## Listed records

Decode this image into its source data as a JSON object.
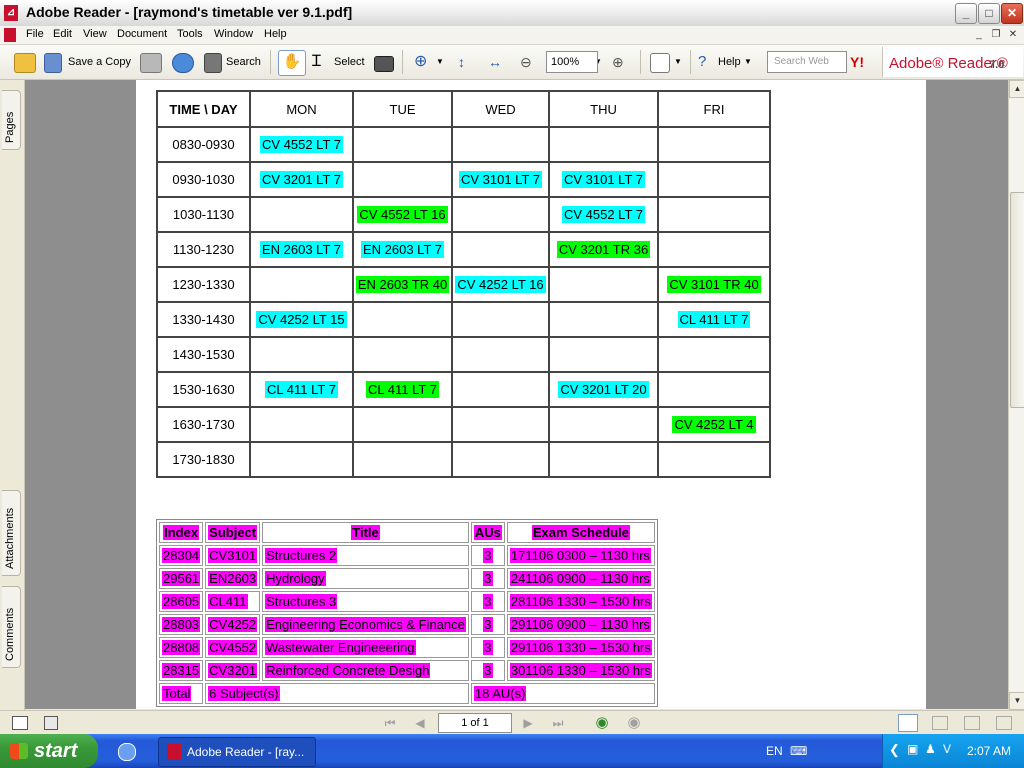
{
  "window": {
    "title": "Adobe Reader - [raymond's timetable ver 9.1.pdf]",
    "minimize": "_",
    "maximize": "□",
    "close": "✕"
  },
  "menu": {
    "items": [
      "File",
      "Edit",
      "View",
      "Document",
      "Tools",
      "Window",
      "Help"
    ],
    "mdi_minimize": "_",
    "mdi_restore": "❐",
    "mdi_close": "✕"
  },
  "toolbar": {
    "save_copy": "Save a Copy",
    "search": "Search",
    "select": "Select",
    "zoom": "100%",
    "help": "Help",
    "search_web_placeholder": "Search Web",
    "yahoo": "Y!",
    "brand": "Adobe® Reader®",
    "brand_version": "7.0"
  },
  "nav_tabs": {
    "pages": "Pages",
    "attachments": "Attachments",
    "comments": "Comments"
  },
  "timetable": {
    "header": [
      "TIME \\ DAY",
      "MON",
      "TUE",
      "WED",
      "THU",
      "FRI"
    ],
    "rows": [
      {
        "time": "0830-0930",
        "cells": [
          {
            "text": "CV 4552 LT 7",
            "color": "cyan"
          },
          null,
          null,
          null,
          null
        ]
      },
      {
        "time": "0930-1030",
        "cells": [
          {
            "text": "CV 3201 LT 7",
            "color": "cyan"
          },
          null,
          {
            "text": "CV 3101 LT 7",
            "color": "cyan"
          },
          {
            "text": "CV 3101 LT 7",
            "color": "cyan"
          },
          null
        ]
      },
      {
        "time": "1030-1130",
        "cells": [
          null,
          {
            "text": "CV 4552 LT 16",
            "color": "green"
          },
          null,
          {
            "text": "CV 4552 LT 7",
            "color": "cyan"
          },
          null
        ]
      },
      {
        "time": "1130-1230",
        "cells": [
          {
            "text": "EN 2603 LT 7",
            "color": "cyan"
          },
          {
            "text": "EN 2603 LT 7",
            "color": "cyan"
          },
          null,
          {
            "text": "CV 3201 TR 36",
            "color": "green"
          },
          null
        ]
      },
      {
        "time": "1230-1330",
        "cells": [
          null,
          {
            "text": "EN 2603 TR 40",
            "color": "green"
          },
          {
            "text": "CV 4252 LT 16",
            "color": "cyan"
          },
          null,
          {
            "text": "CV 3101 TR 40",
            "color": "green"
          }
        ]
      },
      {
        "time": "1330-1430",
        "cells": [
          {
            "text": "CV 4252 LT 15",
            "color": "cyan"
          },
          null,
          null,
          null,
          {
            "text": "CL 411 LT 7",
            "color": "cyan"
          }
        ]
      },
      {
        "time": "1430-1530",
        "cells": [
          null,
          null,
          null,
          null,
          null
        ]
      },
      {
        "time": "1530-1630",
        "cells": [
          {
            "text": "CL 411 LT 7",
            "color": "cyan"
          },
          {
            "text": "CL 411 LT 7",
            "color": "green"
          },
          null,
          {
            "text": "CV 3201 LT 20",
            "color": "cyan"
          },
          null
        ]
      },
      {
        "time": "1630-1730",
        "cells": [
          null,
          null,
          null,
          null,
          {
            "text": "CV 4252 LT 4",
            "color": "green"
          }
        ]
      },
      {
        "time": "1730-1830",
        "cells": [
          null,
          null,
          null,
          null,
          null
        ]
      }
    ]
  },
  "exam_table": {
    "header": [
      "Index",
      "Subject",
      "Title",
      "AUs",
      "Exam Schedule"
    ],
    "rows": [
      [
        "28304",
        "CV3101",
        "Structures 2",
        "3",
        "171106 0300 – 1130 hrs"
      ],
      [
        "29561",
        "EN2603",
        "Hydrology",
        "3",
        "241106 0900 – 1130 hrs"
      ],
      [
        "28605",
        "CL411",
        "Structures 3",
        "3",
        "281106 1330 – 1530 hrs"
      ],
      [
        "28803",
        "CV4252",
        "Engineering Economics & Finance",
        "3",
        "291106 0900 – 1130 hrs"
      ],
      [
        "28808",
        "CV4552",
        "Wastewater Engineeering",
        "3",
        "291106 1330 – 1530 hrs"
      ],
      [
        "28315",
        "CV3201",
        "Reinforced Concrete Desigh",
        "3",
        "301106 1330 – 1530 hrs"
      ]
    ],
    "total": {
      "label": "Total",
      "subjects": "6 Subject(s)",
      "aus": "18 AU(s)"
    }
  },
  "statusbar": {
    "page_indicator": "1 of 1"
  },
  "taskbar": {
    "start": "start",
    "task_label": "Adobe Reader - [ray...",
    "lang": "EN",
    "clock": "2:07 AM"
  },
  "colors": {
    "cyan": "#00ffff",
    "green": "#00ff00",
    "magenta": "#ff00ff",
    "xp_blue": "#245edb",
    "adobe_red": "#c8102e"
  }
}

## Given task
Repeat the records above exactly, omitting every picture.

## Final result
Decode this image into its source data as a JSON object.
{
  "window": {
    "title": "Adobe Reader - [raymond's timetable ver 9.1.pdf]",
    "minimize": "_",
    "maximize": "□",
    "close": "✕"
  },
  "menu": {
    "items": [
      "File",
      "Edit",
      "View",
      "Document",
      "Tools",
      "Window",
      "Help"
    ],
    "mdi_minimize": "_",
    "mdi_restore": "❐",
    "mdi_close": "✕"
  },
  "toolbar": {
    "save_copy": "Save a Copy",
    "search": "Search",
    "select": "Select",
    "zoom": "100%",
    "help": "Help",
    "search_web_placeholder": "Search Web",
    "yahoo": "Y!",
    "brand": "Adobe® Reader®",
    "brand_version": "7.0"
  },
  "nav_tabs": {
    "pages": "Pages",
    "attachments": "Attachments",
    "comments": "Comments"
  },
  "timetable": {
    "header": [
      "TIME \\ DAY",
      "MON",
      "TUE",
      "WED",
      "THU",
      "FRI"
    ],
    "rows": [
      {
        "time": "0830-0930",
        "cells": [
          {
            "text": "CV 4552 LT 7",
            "color": "cyan"
          },
          null,
          null,
          null,
          null
        ]
      },
      {
        "time": "0930-1030",
        "cells": [
          {
            "text": "CV 3201 LT 7",
            "color": "cyan"
          },
          null,
          {
            "text": "CV 3101 LT 7",
            "color": "cyan"
          },
          {
            "text": "CV 3101 LT 7",
            "color": "cyan"
          },
          null
        ]
      },
      {
        "time": "1030-1130",
        "cells": [
          null,
          {
            "text": "CV 4552 LT 16",
            "color": "green"
          },
          null,
          {
            "text": "CV 4552 LT 7",
            "color": "cyan"
          },
          null
        ]
      },
      {
        "time": "1130-1230",
        "cells": [
          {
            "text": "EN 2603 LT 7",
            "color": "cyan"
          },
          {
            "text": "EN 2603 LT 7",
            "color": "cyan"
          },
          null,
          {
            "text": "CV 3201 TR 36",
            "color": "green"
          },
          null
        ]
      },
      {
        "time": "1230-1330",
        "cells": [
          null,
          {
            "text": "EN 2603 TR 40",
            "color": "green"
          },
          {
            "text": "CV 4252 LT 16",
            "color": "cyan"
          },
          null,
          {
            "text": "CV 3101 TR 40",
            "color": "green"
          }
        ]
      },
      {
        "time": "1330-1430",
        "cells": [
          {
            "text": "CV 4252 LT 15",
            "color": "cyan"
          },
          null,
          null,
          null,
          {
            "text": "CL 411 LT 7",
            "color": "cyan"
          }
        ]
      },
      {
        "time": "1430-1530",
        "cells": [
          null,
          null,
          null,
          null,
          null
        ]
      },
      {
        "time": "1530-1630",
        "cells": [
          {
            "text": "CL 411 LT 7",
            "color": "cyan"
          },
          {
            "text": "CL 411 LT 7",
            "color": "green"
          },
          null,
          {
            "text": "CV 3201 LT 20",
            "color": "cyan"
          },
          null
        ]
      },
      {
        "time": "1630-1730",
        "cells": [
          null,
          null,
          null,
          null,
          {
            "text": "CV 4252 LT 4",
            "color": "green"
          }
        ]
      },
      {
        "time": "1730-1830",
        "cells": [
          null,
          null,
          null,
          null,
          null
        ]
      }
    ]
  },
  "exam_table": {
    "header": [
      "Index",
      "Subject",
      "Title",
      "AUs",
      "Exam Schedule"
    ],
    "rows": [
      [
        "28304",
        "CV3101",
        "Structures 2",
        "3",
        "171106 0300 – 1130 hrs"
      ],
      [
        "29561",
        "EN2603",
        "Hydrology",
        "3",
        "241106 0900 – 1130 hrs"
      ],
      [
        "28605",
        "CL411",
        "Structures 3",
        "3",
        "281106 1330 – 1530 hrs"
      ],
      [
        "28803",
        "CV4252",
        "Engineering Economics & Finance",
        "3",
        "291106 0900 – 1130 hrs"
      ],
      [
        "28808",
        "CV4552",
        "Wastewater Engineeering",
        "3",
        "291106 1330 – 1530 hrs"
      ],
      [
        "28315",
        "CV3201",
        "Reinforced Concrete Desigh",
        "3",
        "301106 1330 – 1530 hrs"
      ]
    ],
    "total": {
      "label": "Total",
      "subjects": "6 Subject(s)",
      "aus": "18 AU(s)"
    }
  },
  "statusbar": {
    "page_indicator": "1 of 1"
  },
  "taskbar": {
    "start": "start",
    "task_label": "Adobe Reader - [ray...",
    "lang": "EN",
    "clock": "2:07 AM"
  },
  "colors": {
    "cyan": "#00ffff",
    "green": "#00ff00",
    "magenta": "#ff00ff",
    "xp_blue": "#245edb",
    "adobe_red": "#c8102e"
  }
}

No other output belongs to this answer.